- Required task: Find how many lines of the listing below include the word "projection", then report the number by itself.

(Structured figure records)
>> begin
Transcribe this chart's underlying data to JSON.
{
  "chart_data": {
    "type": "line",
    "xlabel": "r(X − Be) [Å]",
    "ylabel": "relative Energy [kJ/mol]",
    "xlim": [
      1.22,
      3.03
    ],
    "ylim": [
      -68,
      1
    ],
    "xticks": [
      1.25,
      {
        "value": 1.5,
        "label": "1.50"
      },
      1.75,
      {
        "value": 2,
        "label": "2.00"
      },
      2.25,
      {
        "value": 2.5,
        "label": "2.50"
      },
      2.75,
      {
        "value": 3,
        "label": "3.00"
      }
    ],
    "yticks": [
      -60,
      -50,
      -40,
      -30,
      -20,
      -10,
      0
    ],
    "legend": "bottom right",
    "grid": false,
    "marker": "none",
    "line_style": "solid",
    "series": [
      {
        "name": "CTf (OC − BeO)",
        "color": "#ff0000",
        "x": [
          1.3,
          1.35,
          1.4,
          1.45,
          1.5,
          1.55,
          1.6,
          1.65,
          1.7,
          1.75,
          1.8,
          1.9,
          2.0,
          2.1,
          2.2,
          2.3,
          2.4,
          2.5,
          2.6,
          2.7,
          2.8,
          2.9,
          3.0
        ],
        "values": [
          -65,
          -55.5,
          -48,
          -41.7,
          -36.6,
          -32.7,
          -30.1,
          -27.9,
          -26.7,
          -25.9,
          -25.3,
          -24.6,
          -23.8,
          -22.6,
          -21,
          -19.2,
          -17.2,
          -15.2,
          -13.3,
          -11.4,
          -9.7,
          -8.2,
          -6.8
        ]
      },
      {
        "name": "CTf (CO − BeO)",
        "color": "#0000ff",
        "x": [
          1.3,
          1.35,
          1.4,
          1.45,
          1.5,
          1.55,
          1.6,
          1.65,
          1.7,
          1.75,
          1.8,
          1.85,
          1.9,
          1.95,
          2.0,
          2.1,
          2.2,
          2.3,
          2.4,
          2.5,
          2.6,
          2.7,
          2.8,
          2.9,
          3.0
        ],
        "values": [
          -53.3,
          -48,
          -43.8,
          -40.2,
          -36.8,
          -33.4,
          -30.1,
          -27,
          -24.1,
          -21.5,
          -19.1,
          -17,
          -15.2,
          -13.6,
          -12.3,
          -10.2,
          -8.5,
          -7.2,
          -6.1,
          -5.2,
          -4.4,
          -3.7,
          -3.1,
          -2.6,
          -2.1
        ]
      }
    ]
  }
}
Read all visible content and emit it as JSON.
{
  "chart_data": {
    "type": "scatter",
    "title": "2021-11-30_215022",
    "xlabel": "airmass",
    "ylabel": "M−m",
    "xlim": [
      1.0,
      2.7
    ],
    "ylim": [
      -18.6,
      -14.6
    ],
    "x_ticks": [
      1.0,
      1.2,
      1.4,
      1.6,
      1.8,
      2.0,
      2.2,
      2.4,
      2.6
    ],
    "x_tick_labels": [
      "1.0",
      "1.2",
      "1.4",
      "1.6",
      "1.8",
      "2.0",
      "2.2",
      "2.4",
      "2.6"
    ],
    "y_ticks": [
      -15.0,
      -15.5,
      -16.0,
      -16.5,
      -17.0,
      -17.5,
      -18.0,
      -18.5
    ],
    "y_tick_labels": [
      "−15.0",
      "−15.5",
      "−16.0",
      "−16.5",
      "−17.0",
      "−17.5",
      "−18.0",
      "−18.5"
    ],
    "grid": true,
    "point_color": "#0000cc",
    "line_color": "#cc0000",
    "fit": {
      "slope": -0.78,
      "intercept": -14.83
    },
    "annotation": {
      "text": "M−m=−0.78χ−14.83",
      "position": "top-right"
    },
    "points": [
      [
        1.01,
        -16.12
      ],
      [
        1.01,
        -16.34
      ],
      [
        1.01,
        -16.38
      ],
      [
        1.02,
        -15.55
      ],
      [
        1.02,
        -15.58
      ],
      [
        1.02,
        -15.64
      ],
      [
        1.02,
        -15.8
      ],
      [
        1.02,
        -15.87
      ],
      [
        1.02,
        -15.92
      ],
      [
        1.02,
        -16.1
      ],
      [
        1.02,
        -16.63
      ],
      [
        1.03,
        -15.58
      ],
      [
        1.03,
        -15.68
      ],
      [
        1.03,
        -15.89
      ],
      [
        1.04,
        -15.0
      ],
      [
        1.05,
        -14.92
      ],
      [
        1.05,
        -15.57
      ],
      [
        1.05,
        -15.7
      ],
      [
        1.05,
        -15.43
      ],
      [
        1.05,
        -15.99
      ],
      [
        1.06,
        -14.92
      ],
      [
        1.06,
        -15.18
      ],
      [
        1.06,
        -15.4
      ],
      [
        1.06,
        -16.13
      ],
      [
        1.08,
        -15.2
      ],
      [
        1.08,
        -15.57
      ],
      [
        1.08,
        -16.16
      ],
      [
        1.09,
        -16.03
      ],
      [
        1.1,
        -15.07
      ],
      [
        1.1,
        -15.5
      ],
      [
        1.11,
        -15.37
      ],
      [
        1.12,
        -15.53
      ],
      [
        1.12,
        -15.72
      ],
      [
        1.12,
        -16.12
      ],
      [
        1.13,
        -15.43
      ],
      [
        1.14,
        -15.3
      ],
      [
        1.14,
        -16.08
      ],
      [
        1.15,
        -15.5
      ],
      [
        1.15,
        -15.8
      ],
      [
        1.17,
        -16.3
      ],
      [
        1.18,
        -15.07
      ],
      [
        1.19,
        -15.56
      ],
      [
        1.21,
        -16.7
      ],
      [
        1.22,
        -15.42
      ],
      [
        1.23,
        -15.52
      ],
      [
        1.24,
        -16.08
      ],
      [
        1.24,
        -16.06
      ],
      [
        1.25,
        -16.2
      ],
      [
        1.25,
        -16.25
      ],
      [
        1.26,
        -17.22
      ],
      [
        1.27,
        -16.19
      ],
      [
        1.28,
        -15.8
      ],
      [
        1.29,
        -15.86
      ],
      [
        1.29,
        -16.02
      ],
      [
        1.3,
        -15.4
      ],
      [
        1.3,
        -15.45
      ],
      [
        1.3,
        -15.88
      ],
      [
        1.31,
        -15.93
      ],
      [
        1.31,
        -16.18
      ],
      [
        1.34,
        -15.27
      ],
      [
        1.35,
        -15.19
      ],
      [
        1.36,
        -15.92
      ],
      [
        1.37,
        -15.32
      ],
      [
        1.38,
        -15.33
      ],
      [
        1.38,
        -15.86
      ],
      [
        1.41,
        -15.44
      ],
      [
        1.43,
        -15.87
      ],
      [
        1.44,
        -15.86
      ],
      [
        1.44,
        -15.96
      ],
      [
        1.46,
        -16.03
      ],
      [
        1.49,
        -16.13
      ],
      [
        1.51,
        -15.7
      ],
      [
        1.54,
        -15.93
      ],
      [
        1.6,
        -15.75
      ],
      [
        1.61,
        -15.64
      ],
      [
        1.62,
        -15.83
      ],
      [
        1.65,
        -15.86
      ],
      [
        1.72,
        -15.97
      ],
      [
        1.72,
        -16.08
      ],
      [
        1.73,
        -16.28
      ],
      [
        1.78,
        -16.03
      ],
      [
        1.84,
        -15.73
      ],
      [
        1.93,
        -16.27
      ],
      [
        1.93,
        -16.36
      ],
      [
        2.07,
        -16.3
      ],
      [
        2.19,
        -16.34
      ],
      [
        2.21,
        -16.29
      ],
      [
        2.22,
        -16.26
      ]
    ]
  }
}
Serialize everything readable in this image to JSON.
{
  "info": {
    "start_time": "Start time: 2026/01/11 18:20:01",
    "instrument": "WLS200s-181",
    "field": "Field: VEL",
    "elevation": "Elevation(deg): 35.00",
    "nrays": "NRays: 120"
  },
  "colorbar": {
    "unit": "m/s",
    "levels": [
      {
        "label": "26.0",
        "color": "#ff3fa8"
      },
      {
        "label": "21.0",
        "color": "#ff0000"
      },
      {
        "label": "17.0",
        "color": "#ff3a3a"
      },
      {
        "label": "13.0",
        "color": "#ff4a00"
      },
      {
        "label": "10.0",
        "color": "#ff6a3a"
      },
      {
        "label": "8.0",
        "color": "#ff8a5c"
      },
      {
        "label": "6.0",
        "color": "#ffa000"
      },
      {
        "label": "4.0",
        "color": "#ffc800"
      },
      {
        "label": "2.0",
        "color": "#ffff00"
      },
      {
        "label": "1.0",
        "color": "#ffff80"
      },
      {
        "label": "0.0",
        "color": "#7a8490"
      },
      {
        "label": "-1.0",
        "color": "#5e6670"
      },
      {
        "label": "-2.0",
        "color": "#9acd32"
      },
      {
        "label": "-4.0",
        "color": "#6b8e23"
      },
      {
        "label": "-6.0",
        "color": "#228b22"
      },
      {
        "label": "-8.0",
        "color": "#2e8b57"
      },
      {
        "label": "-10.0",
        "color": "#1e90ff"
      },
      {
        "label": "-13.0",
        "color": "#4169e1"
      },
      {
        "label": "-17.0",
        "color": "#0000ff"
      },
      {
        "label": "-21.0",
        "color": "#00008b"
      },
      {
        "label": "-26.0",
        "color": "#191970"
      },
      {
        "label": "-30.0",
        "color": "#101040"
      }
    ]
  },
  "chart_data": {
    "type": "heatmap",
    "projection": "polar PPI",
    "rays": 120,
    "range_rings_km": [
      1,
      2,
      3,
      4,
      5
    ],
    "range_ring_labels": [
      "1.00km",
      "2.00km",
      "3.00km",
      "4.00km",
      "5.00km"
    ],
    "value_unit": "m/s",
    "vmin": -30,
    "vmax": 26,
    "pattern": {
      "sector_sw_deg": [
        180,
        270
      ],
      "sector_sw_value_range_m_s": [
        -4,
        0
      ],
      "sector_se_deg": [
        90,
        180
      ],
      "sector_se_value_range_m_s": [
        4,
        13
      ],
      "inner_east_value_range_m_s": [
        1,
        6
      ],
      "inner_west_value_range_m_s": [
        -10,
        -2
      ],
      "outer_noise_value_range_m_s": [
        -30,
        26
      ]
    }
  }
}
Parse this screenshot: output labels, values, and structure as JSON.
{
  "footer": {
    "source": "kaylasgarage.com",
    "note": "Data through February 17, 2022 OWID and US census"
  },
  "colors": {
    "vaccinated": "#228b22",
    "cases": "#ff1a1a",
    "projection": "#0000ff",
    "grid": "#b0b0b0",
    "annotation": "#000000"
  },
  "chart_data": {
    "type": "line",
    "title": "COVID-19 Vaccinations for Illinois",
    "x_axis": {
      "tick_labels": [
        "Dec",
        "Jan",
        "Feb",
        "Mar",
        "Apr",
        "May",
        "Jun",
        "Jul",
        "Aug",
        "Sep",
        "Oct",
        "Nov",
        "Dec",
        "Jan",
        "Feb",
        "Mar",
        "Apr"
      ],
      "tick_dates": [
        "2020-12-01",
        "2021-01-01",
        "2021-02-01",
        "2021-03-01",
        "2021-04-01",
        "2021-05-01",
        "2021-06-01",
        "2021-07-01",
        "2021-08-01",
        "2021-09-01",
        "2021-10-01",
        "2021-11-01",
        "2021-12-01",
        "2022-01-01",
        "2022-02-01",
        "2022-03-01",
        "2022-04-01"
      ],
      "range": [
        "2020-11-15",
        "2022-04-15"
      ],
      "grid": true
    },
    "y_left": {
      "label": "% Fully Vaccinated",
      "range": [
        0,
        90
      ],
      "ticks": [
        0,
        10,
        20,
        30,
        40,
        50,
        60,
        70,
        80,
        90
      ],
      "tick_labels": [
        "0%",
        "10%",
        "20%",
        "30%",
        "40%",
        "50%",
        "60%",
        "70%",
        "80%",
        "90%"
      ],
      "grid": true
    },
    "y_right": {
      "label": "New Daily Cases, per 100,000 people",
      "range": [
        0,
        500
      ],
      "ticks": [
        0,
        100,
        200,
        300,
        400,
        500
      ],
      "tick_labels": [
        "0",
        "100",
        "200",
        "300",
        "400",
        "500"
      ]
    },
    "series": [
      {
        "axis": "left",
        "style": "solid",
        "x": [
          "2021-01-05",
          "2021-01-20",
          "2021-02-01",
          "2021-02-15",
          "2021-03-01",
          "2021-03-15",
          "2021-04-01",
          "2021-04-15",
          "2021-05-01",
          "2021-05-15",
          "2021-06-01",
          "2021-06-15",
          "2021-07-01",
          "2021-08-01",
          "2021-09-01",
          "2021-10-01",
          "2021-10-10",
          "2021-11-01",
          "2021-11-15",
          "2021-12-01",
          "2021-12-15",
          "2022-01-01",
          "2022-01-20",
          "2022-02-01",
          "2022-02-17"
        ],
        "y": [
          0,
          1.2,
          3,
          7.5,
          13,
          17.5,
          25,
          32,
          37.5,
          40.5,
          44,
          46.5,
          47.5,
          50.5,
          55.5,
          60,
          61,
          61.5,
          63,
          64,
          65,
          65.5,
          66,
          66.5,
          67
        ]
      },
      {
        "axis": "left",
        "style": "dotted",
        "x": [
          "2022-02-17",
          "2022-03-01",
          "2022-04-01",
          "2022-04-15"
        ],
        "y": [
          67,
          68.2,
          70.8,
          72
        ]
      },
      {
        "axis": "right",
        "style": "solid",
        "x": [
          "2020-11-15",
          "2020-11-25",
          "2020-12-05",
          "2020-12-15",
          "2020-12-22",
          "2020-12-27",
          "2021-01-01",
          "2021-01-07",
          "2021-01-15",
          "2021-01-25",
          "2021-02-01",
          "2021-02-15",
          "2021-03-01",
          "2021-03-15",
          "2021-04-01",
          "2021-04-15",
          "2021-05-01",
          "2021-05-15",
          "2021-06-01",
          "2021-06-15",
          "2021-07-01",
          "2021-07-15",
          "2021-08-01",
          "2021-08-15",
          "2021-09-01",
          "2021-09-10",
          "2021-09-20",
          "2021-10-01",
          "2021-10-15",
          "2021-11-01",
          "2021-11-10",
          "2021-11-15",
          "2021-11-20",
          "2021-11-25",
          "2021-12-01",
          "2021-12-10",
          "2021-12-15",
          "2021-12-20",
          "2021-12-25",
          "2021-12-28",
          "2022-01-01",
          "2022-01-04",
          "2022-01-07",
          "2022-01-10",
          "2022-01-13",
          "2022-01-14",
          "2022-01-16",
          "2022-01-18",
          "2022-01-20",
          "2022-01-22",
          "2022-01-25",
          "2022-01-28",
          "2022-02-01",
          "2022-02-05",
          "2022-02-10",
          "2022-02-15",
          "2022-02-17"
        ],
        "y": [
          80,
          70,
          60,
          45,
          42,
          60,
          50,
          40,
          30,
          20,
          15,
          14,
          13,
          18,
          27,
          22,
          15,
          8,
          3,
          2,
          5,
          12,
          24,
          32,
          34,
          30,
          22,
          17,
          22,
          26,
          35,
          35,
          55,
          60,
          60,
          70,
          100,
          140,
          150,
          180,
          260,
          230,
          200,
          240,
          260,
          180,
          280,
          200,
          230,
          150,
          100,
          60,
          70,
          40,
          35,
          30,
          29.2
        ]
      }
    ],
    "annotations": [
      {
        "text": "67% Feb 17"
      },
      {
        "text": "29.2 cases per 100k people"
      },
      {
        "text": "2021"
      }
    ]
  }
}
>> end
- Solution to the problem: 2